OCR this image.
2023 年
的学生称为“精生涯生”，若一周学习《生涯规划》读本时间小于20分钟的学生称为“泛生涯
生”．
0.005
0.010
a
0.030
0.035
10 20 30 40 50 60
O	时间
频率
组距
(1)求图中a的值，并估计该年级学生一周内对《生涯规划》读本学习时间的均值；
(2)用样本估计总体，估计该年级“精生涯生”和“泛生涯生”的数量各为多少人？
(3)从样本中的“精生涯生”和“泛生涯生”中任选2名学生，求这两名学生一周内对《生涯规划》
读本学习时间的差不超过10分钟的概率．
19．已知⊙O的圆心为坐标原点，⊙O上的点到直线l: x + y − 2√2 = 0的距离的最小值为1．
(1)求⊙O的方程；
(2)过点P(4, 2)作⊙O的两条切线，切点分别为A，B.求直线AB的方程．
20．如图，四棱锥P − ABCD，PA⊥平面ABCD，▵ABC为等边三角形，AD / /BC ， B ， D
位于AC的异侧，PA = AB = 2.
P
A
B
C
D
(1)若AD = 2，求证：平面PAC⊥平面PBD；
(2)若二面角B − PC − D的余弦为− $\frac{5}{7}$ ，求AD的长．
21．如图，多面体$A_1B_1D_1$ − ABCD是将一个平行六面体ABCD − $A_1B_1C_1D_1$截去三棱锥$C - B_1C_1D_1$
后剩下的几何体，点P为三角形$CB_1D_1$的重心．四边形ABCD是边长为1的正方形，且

> WHAT THE TASK ASKS:
Copy out the whole listing exactly.

> SOLUTION:
OCR this image.
2023 年
的学生称为“精生涯生”，若一周学习《生涯规划》读本时间小于20分钟的学生称为“泛生涯
生”．
0.005
0.010
a
0.030
0.035
10 20 30 40 50 60
O	时间
频率
组距
(1)求图中a的值，并估计该年级学生一周内对《生涯规划》读本学习时间的均值；
(2)用样本估计总体，估计该年级“精生涯生”和“泛生涯生”的数量各为多少人？
(3)从样本中的“精生涯生”和“泛生涯生”中任选2名学生，求这两名学生一周内对《生涯规划》
读本学习时间的差不超过10分钟的概率．
19．已知⊙O的圆心为坐标原点，⊙O上的点到直线l: x + y − 2√2 = 0的距离的最小值为1．
(1)求⊙O的方程；
(2)过点P(4, 2)作⊙O的两条切线，切点分别为A，B.求直线AB的方程．
20．如图，四棱锥P − ABCD，PA⊥平面ABCD，▵ABC为等边三角形，AD / /BC ， B ， D
位于AC的异侧，PA = AB = 2.
P
A
B
C
D
(1)若AD = 2，求证：平面PAC⊥平面PBD；
(2)若二面角B − PC − D的余弦为− $\frac{5}{7}$ ，求AD的长．
21．如图，多面体$A_1B_1D_1$ − ABCD是将一个平行六面体ABCD − $A_1B_1C_1D_1$截去三棱锥$C - B_1C_1D_1$
后剩下的几何体，点P为三角形$CB_1D_1$的重心．四边形ABCD是边长为1的正方形，且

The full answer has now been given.